The problem: Reproduce, word for word, the part of the judgment text below that opens with the words containing "In this case, the" and closes with "the revision petitioner/accused.".

Text shown:

In this case, the post-mortem doctor (P.W.8) has not described the injuries in his evidence but has simply stated that he found injuries on the deceased as described in the postmortem certificate, which is not substantive piece of evidence. In the light of the evidence let in by the prosecution, it cannot be conclusively held that the death was the direct result of the rash or negligent act of the accused. Therefore, the accused is entitled to the benefit of doubt. 8. In the result, the revision petition is allowed, the conviction and sentence are set aside and the revision petitioner/accused is acquitted. The fine amount if paid, will be refunded to the revision petitioner/accused.

[Dataset entries]
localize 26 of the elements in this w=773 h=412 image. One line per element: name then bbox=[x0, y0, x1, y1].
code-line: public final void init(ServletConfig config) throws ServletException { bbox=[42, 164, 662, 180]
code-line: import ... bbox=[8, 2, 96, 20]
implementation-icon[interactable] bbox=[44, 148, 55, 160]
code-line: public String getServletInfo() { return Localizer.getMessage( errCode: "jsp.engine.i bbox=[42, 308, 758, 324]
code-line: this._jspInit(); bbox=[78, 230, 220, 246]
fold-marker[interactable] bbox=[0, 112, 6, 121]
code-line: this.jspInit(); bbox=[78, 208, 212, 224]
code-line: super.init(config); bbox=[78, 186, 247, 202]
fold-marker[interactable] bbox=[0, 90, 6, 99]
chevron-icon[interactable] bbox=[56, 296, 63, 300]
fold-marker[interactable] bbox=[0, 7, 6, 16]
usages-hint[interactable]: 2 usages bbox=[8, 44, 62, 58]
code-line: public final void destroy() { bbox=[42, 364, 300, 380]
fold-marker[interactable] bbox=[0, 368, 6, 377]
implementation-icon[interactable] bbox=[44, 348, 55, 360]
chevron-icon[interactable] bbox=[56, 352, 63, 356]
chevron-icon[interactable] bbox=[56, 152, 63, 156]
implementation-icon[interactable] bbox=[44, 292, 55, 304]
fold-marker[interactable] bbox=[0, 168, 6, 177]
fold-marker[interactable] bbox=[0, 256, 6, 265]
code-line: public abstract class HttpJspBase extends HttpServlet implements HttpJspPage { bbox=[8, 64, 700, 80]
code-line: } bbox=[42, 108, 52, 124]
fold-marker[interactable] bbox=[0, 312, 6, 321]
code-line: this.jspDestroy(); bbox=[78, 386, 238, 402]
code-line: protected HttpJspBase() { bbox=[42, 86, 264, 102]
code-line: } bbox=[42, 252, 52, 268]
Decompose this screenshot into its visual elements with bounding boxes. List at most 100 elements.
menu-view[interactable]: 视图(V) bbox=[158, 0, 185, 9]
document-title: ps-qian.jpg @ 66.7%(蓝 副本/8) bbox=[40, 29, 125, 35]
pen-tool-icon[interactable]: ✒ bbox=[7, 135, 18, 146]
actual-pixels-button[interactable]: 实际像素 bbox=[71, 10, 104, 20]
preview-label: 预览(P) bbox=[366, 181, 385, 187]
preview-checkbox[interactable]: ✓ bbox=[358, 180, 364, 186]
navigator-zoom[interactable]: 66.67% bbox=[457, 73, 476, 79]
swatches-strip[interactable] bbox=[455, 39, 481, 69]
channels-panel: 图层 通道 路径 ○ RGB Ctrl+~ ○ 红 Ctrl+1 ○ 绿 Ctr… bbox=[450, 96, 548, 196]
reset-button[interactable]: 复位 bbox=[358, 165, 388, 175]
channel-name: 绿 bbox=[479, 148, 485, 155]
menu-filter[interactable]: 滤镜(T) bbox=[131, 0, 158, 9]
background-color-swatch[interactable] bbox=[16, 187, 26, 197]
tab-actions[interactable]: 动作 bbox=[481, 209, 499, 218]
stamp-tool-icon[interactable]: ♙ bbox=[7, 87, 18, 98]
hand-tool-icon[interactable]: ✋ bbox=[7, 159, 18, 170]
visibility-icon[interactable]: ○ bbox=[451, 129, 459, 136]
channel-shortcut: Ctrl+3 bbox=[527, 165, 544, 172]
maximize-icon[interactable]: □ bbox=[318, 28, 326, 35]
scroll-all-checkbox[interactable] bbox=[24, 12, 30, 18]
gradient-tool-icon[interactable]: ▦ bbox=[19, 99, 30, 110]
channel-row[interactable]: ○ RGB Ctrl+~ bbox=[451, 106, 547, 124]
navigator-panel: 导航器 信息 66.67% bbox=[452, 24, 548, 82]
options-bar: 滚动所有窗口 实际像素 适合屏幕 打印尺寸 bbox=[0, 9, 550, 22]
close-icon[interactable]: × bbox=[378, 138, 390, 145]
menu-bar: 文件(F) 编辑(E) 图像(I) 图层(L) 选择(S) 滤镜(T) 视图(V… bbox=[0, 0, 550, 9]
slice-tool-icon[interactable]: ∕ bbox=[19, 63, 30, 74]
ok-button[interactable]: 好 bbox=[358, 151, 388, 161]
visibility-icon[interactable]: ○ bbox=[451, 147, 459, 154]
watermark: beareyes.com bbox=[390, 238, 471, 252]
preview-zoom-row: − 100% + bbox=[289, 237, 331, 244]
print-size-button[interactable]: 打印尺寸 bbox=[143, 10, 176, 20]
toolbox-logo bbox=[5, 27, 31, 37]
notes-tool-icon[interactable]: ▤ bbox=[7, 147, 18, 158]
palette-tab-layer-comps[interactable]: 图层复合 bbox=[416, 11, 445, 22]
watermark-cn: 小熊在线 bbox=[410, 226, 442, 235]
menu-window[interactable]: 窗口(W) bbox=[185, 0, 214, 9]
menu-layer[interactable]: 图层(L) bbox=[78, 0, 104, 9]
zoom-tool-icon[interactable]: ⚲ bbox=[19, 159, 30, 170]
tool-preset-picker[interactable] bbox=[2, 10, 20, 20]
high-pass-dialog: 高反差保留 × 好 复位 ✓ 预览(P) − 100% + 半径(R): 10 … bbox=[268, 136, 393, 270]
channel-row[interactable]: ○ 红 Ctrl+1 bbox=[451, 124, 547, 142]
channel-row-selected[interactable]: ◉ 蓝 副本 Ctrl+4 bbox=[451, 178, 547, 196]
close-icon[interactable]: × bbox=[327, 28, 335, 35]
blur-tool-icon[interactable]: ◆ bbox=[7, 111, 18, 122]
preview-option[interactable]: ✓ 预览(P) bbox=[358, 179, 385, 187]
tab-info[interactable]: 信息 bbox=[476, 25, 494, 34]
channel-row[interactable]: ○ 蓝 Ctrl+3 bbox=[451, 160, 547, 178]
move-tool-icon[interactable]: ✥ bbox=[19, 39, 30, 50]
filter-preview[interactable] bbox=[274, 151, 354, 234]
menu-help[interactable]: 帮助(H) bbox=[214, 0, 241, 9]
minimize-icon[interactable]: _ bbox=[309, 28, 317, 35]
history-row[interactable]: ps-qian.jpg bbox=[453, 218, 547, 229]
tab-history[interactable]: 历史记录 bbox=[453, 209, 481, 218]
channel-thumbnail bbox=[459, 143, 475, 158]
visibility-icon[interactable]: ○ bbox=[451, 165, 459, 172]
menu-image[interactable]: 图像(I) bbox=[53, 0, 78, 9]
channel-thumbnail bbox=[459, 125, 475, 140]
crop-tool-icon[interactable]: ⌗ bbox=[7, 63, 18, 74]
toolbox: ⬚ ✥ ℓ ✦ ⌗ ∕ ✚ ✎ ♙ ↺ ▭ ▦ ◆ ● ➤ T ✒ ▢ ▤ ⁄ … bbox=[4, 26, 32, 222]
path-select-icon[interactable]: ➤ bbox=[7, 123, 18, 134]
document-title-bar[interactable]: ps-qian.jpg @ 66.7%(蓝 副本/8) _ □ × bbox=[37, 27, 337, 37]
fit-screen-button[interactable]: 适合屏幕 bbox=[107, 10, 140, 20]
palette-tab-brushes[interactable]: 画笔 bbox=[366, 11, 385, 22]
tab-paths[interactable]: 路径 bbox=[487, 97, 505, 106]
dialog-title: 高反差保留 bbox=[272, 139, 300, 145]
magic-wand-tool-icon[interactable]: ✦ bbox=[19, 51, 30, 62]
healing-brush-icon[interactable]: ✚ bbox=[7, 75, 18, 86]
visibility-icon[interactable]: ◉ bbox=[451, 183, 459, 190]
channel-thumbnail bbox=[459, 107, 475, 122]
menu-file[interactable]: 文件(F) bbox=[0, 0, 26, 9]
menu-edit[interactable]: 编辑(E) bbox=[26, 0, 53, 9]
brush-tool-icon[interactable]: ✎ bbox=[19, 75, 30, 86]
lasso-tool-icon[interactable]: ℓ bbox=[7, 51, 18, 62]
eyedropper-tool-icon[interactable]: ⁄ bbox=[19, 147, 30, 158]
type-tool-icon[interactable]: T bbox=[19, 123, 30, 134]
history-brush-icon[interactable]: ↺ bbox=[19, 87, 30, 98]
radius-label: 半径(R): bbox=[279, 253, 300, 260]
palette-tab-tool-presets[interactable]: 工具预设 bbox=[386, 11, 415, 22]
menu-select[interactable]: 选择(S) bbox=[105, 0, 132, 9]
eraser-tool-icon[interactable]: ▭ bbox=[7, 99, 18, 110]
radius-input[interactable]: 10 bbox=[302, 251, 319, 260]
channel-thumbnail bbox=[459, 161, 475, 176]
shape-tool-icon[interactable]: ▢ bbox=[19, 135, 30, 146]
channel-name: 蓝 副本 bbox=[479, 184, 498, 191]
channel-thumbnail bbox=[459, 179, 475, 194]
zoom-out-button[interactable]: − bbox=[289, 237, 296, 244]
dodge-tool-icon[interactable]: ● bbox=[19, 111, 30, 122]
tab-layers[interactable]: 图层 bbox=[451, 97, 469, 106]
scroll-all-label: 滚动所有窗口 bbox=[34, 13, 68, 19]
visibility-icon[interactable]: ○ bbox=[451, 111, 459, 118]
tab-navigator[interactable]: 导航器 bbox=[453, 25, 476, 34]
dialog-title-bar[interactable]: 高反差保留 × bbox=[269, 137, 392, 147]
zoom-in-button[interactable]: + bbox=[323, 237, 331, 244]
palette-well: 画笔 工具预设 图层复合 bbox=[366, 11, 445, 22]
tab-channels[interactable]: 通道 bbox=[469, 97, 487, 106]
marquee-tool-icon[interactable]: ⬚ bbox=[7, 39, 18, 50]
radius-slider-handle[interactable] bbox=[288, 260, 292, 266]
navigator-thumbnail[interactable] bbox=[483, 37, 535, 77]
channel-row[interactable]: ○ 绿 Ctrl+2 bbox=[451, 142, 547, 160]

Exercise output:
In this case, the post-mortem doctor (P.W.8) has not described the injuries in his evidence but has simply stated that he found injuries on the deceased as described in the postmortem certificate, which is not substantive piece of evidence. In the light of the evidence let in by the prosecution, it cannot be conclusively held that the death was the direct result of the rash or negligent act of the accused. Therefore, the accused is entitled to the benefit of doubt. 8. In the result, the revision petition is allowed, the conviction and sentence are set aside and the revision petitioner/accused is acquitted. The fine amount if paid, will be refunded to the revision petitioner/accused.